Only lines with the word "punto" belong in the answer; copy them from the records below.

——————

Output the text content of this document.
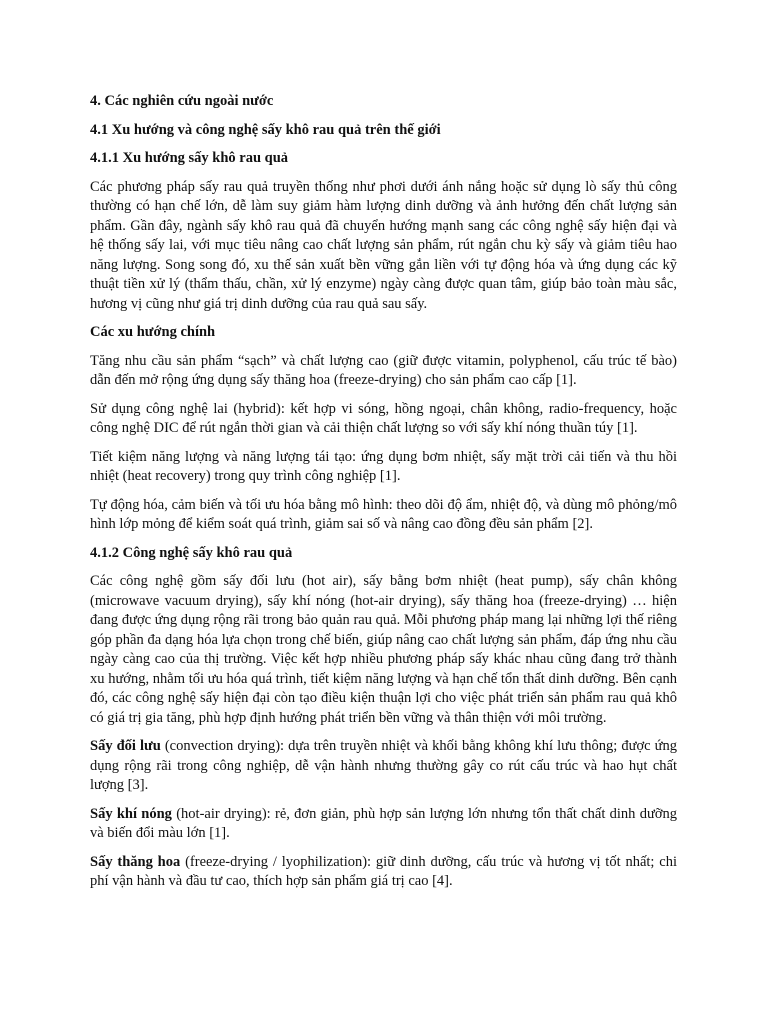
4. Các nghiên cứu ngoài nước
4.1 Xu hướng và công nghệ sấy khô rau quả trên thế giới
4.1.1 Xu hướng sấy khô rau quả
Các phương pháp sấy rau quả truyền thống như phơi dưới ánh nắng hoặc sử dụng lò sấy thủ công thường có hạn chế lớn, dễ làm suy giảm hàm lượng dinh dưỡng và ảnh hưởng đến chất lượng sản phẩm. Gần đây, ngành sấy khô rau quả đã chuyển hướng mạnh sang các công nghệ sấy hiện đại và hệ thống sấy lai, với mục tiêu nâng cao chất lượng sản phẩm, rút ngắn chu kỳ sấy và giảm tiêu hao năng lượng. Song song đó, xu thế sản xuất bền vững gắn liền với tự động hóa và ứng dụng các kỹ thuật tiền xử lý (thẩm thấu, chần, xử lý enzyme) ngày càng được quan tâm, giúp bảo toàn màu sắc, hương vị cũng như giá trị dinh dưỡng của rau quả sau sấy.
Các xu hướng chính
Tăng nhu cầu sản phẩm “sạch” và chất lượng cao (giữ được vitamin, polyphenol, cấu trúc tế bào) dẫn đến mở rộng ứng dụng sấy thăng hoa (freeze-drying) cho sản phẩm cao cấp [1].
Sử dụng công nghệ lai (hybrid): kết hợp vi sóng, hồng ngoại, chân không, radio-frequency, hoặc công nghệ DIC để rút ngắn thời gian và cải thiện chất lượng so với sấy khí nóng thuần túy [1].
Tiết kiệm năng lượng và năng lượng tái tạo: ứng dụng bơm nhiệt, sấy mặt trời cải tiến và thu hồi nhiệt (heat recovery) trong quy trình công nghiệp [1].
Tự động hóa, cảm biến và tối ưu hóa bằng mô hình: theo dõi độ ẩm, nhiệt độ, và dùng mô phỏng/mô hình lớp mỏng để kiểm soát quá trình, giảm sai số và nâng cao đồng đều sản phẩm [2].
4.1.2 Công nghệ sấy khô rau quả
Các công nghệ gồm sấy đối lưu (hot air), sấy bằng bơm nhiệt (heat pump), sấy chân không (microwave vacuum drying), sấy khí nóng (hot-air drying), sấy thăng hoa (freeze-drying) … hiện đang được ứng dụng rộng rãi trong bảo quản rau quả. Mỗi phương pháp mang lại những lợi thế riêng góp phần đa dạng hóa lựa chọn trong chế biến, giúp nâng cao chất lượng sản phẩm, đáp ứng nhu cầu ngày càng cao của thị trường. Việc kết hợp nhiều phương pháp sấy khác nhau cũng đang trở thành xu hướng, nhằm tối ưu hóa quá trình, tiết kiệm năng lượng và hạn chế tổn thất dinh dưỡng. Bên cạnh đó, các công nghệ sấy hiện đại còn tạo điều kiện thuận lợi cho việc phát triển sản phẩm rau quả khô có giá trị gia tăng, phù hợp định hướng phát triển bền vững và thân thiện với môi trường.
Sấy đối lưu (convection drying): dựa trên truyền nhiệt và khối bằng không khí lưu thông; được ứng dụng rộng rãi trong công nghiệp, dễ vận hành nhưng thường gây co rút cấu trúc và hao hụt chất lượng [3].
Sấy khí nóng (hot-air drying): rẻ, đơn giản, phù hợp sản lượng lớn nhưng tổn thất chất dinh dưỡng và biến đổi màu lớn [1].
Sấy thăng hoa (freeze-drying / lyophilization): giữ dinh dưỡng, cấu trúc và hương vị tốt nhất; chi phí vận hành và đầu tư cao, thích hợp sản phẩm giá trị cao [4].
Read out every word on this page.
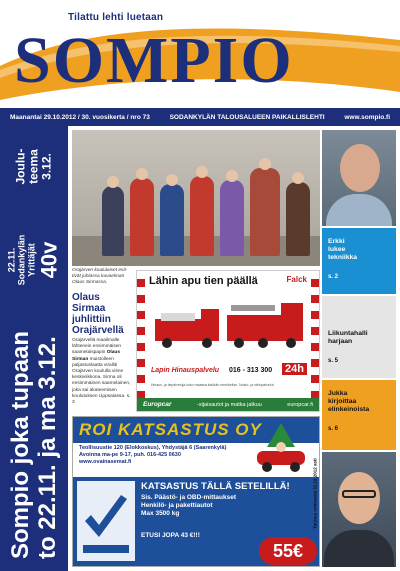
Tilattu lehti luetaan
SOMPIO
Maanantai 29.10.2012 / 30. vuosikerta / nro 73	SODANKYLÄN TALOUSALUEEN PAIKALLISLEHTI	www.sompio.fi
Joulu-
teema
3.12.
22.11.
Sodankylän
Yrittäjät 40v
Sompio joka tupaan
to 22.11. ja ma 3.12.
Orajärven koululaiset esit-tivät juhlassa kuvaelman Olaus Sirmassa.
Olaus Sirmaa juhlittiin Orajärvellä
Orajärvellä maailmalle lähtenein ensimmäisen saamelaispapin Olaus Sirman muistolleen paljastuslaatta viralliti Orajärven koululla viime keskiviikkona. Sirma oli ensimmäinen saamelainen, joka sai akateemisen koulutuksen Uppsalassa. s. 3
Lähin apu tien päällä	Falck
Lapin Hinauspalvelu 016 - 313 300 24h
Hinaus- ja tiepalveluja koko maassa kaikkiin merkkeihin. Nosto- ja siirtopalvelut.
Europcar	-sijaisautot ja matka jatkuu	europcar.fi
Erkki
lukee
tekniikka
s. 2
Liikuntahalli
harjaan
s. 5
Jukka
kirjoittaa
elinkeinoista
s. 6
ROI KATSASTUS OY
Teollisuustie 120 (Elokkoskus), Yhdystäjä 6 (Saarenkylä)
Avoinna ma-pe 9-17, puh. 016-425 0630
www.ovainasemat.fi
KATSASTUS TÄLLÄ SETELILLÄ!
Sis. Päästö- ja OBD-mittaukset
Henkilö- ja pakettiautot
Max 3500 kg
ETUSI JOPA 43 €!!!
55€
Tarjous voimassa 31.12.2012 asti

——————

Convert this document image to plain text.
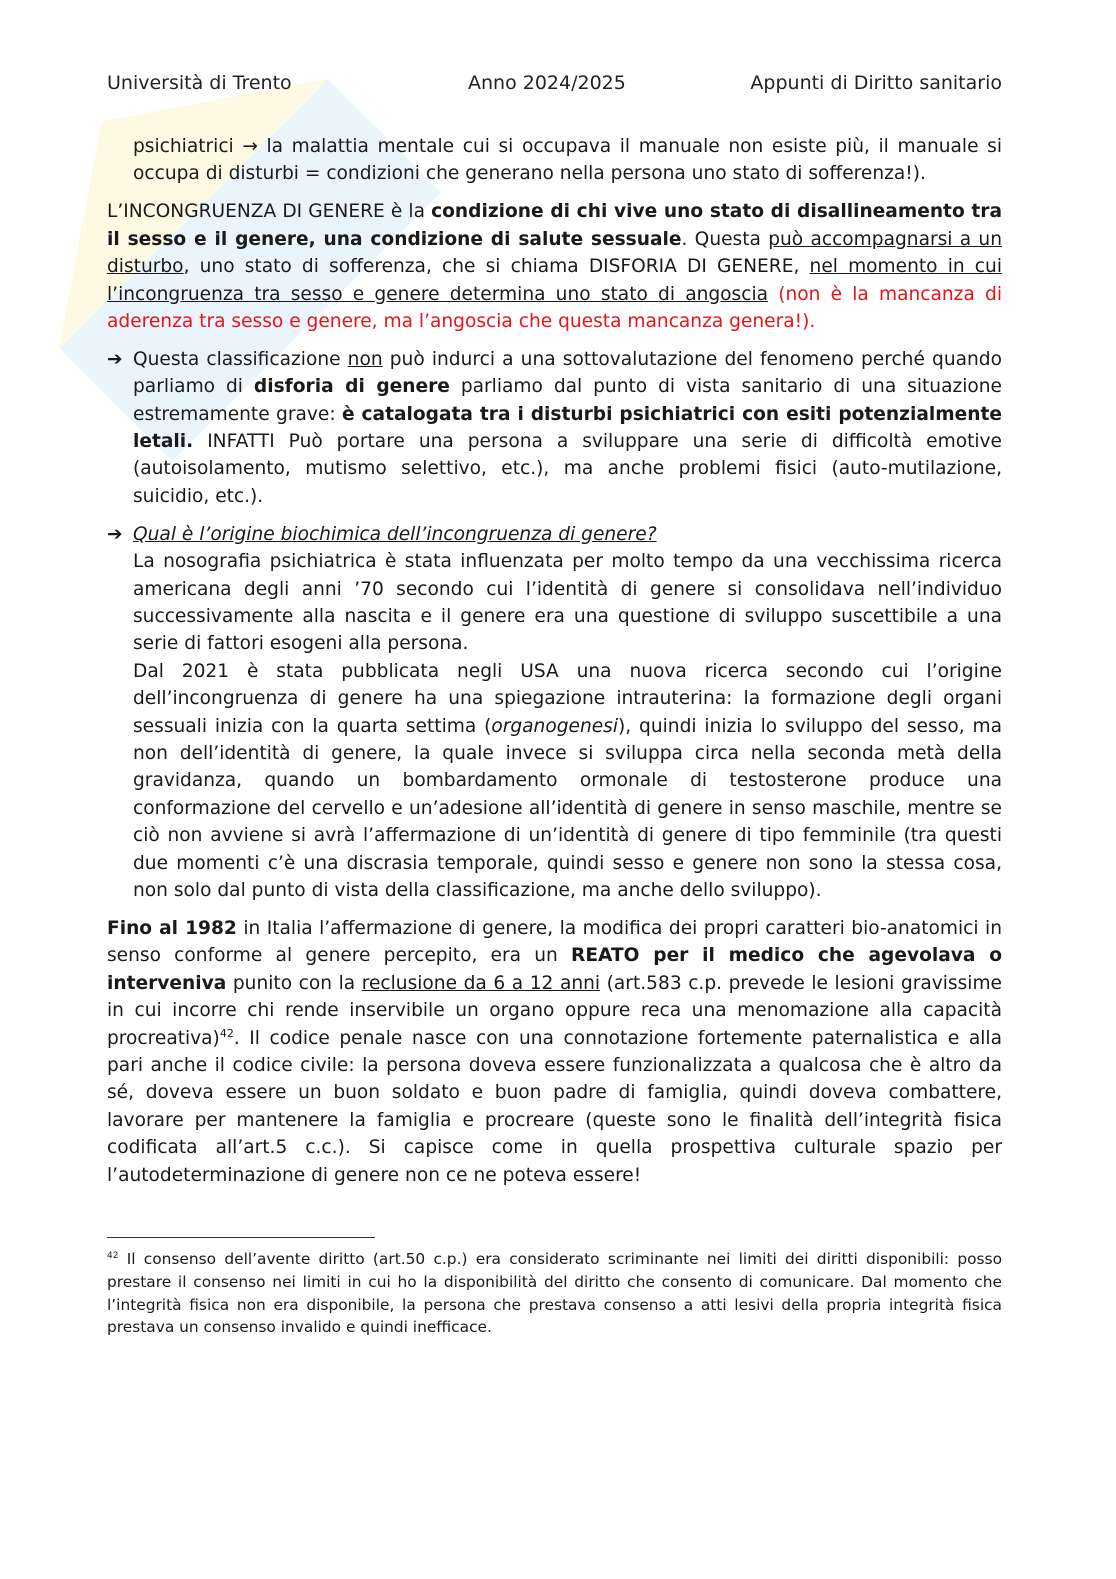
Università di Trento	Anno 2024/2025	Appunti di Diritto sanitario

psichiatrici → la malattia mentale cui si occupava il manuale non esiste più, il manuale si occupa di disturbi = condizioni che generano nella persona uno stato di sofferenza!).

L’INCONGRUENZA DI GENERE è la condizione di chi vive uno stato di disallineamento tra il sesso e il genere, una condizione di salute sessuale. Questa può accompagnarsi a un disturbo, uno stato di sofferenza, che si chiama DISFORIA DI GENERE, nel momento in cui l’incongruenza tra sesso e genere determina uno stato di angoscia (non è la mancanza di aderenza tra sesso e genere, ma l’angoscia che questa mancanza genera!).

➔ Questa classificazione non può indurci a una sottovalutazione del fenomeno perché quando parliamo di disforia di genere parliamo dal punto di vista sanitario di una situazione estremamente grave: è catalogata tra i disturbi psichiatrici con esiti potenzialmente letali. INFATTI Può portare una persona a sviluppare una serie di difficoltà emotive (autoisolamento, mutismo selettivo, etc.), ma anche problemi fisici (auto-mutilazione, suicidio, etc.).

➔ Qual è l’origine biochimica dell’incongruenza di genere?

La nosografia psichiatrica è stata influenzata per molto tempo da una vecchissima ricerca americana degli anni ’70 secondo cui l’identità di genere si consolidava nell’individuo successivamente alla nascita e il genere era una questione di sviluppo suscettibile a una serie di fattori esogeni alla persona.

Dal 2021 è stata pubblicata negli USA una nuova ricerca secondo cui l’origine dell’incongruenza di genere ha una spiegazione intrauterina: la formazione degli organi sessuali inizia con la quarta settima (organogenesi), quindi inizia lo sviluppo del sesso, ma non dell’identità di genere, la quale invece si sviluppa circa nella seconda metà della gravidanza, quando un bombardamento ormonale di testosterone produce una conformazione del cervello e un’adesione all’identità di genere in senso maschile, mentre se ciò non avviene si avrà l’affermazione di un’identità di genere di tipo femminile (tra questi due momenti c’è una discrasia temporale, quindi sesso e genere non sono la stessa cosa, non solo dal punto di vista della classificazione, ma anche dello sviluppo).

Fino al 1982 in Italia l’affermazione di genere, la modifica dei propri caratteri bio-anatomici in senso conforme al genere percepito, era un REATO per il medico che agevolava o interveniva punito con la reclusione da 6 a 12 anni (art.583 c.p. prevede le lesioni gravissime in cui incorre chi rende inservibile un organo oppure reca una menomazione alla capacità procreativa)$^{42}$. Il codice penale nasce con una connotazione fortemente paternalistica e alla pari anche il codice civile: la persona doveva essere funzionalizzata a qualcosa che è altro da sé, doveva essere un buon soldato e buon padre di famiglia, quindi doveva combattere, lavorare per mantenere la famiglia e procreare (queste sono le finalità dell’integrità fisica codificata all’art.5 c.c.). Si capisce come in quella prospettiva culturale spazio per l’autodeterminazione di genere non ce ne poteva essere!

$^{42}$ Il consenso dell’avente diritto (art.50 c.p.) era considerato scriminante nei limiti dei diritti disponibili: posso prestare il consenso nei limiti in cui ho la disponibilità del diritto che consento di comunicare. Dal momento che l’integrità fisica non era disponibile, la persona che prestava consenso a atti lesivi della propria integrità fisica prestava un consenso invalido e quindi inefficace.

——————

▶ Result of this exercise
➔ Questa classificazione non può indurci a una sottovalutazione del fenomeno perché quando parliamo di disforia di genere parliamo dal punto di vista sanitario di una situazione estremamente grave: è catalogata tra i disturbi psichiatrici con esiti potenzialmente letali. INFATTI Può portare una persona a sviluppare una serie di difficoltà emotive (autoisolamento, mutismo selettivo, etc.), ma anche problemi fisici (auto-mutilazione, suicidio, etc.).
Dal 2021 è stata pubblicata negli USA una nuova ricerca secondo cui l’origine dell’incongruenza di genere ha una spiegazione intrauterina: la formazione degli organi sessuali inizia con la quarta settima (organogenesi), quindi inizia lo sviluppo del sesso, ma non dell’identità di genere, la quale invece si sviluppa circa nella seconda metà della gravidanza, quando un bombardamento ormonale di testosterone produce una conformazione del cervello e un’adesione all’identità di genere in senso maschile, mentre se ciò non avviene si avrà l’affermazione di un’identità di genere di tipo femminile (tra questi due momenti c’è una discrasia temporale, quindi sesso e genere non sono la stessa cosa, non solo dal punto di vista della classificazione, ma anche dello sviluppo).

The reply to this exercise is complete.